→ About this task:
Select from the data all lines with the word "Serum".

→ Data for the task:

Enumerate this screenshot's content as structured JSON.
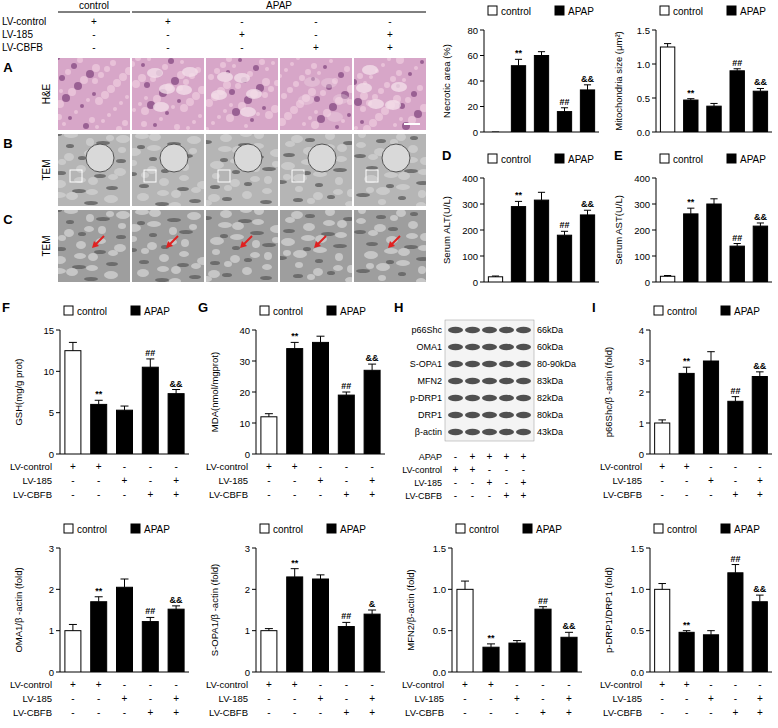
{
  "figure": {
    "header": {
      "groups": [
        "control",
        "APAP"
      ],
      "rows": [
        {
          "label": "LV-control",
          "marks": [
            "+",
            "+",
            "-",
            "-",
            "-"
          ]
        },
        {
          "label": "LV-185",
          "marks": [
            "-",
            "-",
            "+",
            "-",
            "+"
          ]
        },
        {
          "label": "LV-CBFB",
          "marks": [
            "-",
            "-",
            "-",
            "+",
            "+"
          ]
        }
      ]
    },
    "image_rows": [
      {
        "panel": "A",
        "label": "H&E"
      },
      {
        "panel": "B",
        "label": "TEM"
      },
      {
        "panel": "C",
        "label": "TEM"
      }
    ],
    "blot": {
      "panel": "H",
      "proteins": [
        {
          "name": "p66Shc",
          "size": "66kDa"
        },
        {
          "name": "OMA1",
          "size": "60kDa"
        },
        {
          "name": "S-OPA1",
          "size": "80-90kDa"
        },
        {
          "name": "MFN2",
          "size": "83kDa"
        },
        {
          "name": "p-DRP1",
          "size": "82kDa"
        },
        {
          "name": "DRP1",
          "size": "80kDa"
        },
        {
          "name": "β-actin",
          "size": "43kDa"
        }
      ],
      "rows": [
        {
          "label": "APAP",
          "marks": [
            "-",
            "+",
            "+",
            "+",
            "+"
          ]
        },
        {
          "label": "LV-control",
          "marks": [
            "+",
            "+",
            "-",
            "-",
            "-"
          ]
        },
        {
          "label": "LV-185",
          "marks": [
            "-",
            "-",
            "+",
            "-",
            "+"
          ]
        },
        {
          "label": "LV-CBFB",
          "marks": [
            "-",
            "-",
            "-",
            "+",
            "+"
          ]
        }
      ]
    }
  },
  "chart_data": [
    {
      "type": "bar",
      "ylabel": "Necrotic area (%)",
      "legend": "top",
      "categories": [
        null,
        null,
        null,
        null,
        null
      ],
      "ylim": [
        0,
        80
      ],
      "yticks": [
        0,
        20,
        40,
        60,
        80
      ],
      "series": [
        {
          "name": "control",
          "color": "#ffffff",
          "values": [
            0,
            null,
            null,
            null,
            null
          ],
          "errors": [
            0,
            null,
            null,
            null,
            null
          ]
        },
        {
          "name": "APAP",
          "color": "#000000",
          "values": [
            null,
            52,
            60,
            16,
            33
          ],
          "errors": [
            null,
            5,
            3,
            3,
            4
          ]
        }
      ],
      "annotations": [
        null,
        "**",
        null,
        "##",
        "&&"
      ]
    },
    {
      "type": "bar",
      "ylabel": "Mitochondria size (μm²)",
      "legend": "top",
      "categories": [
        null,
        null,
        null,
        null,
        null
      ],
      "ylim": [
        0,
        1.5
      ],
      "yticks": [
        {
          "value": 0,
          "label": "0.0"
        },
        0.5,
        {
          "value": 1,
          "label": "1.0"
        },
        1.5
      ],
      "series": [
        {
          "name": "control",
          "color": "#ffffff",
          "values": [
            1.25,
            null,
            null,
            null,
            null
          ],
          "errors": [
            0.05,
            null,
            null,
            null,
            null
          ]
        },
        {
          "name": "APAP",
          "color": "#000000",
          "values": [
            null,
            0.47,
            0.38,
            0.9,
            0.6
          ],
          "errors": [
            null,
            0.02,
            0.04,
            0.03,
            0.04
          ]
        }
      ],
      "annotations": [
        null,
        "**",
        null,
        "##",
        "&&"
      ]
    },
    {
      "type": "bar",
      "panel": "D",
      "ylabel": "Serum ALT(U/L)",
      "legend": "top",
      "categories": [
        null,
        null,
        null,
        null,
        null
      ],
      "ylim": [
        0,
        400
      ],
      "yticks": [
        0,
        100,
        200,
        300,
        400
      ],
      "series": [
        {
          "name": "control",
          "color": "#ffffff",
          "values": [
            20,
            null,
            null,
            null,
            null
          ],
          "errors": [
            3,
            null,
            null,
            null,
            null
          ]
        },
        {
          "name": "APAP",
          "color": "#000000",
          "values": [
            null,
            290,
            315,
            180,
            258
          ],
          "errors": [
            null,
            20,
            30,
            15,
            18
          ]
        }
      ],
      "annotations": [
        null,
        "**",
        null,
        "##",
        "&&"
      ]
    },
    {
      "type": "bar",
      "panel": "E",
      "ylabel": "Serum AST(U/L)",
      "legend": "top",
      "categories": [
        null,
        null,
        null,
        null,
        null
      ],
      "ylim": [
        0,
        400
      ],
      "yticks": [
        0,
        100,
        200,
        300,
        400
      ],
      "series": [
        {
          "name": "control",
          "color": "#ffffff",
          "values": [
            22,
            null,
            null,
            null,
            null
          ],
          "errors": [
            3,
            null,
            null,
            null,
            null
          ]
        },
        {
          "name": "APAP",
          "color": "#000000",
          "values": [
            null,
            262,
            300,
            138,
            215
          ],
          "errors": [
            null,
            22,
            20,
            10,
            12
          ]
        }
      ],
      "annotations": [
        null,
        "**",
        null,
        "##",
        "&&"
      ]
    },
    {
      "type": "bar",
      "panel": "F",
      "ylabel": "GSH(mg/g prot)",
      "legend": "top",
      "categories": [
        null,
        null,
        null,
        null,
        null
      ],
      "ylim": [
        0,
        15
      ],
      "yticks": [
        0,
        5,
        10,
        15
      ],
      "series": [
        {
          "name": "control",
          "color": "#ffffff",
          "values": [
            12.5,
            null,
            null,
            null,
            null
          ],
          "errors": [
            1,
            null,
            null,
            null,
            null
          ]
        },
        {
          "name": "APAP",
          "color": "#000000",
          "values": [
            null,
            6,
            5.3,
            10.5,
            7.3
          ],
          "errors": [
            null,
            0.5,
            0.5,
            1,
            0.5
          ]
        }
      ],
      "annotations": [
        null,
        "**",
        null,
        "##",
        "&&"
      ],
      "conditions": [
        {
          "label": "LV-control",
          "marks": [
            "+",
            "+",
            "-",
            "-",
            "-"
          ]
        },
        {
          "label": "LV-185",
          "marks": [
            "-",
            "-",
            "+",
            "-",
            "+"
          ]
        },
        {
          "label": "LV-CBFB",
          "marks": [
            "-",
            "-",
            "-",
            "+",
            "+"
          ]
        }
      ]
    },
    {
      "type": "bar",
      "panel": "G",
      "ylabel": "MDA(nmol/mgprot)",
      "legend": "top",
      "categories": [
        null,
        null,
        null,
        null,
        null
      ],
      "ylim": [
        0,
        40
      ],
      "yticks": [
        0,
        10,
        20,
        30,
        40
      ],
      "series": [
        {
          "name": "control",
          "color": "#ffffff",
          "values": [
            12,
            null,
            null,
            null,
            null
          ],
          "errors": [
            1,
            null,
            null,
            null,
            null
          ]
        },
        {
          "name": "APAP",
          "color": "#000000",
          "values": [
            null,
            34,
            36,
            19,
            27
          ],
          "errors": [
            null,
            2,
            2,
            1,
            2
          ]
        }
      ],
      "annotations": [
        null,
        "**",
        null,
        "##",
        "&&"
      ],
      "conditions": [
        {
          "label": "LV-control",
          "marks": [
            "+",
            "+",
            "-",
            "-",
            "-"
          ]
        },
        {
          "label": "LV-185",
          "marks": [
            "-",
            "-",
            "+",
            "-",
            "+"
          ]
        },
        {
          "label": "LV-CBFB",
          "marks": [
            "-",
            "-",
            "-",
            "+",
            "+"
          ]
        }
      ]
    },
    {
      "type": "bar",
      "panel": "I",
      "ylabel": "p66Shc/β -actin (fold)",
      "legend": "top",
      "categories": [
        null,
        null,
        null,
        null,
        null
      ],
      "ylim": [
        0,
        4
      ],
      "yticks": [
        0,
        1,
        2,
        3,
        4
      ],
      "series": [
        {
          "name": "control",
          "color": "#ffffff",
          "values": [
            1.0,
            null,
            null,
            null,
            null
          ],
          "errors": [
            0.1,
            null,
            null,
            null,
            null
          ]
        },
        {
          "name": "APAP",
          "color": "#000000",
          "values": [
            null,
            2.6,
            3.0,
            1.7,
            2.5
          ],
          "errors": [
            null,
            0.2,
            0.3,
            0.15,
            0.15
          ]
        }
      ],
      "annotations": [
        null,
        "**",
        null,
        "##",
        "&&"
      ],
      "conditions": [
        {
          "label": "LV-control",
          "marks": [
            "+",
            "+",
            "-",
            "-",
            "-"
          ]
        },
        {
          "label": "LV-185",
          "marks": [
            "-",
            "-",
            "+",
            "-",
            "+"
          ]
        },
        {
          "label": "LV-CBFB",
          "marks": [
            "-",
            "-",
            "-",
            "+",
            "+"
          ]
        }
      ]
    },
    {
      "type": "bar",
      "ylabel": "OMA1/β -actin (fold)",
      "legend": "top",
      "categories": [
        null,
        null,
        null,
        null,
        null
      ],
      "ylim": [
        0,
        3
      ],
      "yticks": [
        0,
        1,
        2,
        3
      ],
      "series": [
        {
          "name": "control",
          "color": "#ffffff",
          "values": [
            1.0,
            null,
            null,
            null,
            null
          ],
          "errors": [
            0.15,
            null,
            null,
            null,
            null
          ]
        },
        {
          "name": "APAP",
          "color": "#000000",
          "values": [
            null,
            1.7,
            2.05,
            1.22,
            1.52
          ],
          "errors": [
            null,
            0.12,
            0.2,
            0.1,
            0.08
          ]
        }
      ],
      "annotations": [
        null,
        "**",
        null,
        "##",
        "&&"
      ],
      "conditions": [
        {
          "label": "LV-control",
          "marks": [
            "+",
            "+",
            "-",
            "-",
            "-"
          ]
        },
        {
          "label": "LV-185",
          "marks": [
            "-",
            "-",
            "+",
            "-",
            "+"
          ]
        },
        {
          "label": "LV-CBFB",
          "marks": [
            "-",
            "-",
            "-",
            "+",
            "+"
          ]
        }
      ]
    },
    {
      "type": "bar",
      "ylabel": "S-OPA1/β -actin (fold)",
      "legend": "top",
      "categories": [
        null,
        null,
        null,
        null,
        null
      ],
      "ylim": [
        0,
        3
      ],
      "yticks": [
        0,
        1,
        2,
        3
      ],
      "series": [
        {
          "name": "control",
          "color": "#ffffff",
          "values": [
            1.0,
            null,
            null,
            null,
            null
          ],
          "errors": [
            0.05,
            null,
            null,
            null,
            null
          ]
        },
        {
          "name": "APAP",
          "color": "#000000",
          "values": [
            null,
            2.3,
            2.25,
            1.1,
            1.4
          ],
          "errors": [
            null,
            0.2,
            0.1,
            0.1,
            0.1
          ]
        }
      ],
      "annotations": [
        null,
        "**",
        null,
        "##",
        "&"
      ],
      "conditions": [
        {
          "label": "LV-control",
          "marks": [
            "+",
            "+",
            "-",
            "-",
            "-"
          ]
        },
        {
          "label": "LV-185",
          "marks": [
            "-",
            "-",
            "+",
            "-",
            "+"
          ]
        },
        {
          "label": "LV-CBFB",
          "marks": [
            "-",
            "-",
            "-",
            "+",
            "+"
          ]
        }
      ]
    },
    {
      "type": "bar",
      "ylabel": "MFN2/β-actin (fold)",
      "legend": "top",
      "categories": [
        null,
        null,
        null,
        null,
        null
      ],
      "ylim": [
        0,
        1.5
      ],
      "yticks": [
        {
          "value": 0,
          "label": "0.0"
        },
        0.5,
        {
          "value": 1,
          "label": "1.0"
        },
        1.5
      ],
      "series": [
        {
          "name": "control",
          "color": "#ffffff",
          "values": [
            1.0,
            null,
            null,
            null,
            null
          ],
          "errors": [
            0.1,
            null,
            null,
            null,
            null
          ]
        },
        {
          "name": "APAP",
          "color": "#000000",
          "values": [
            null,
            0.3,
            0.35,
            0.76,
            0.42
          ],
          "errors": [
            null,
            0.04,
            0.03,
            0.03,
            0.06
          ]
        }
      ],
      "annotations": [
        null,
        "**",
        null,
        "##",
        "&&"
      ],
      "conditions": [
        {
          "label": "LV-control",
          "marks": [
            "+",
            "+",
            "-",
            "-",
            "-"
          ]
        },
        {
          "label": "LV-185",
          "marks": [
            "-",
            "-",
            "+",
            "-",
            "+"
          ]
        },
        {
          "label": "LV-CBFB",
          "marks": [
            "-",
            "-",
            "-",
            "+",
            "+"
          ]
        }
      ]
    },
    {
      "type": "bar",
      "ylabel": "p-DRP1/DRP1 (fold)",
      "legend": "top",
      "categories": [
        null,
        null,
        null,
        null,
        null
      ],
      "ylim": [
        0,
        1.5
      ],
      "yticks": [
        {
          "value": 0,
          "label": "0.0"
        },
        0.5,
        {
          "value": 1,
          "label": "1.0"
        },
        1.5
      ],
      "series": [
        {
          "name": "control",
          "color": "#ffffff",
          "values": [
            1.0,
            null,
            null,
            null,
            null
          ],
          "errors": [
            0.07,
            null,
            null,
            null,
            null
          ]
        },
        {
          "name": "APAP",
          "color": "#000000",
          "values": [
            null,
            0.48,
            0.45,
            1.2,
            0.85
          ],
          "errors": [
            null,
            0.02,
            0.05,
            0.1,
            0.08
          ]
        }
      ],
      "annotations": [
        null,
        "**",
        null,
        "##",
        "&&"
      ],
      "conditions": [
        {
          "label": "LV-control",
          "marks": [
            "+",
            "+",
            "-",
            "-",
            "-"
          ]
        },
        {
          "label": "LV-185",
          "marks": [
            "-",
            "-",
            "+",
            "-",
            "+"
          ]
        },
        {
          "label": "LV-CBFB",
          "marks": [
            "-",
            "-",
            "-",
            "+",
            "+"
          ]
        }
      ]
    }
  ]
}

---

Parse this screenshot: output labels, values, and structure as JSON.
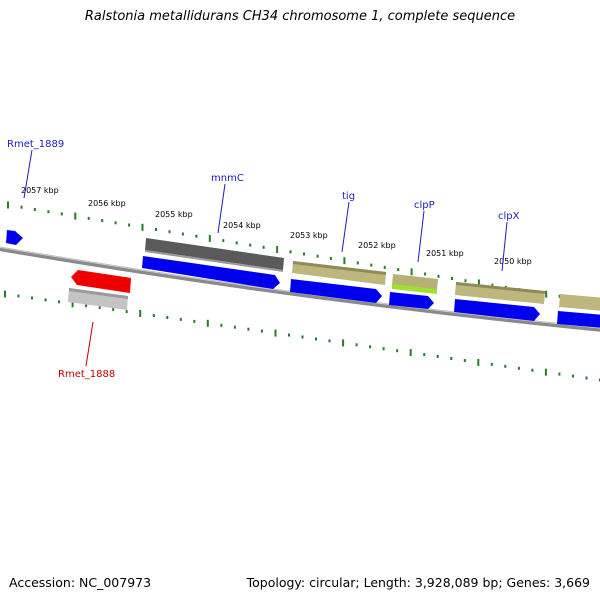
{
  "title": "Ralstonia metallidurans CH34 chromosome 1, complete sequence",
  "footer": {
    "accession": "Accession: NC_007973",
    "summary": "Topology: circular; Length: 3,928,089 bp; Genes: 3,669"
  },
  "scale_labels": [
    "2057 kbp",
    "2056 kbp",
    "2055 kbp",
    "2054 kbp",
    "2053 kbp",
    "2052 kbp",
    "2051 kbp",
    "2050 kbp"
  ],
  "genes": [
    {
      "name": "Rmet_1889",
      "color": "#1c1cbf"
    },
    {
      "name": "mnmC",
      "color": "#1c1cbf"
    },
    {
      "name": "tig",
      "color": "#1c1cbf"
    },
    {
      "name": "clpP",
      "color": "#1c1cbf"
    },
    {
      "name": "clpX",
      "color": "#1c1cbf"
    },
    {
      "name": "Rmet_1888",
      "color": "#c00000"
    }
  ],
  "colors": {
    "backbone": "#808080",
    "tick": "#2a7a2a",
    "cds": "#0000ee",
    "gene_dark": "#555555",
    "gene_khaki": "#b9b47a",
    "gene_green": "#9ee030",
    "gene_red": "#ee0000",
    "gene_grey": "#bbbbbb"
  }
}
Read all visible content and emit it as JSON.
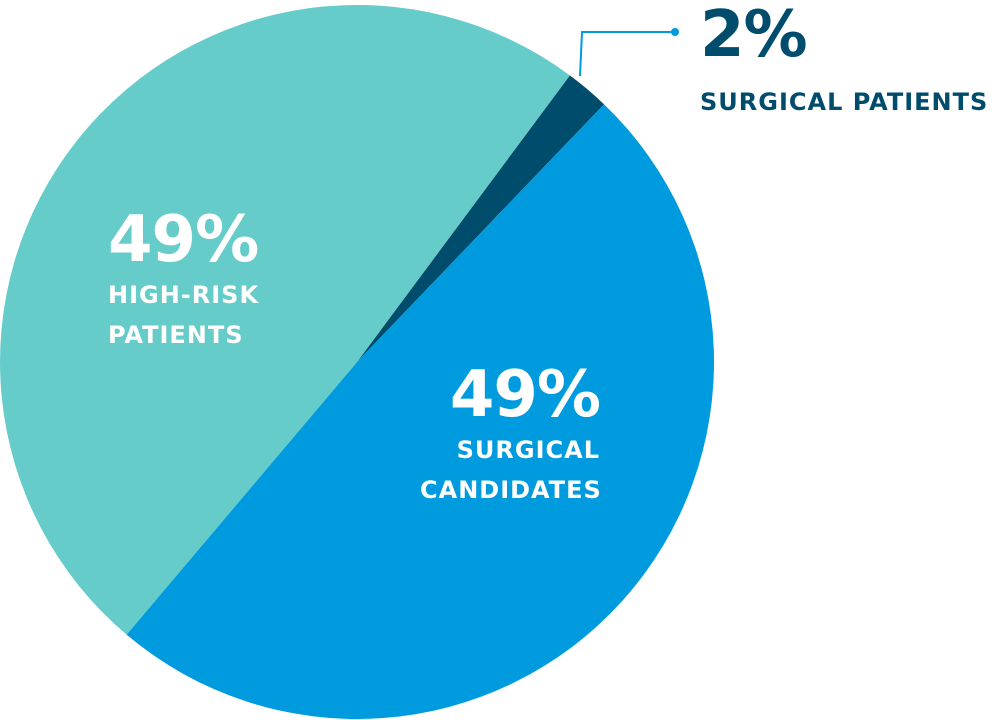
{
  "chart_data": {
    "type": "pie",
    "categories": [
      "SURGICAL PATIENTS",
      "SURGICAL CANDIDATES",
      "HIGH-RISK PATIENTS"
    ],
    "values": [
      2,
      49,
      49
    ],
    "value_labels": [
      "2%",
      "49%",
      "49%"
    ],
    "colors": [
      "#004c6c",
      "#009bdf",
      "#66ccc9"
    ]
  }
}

→ Worked solution:
      "ylabel": "Serum ALT(U/L)",
      "ylabel": "Serum AST(U/L)",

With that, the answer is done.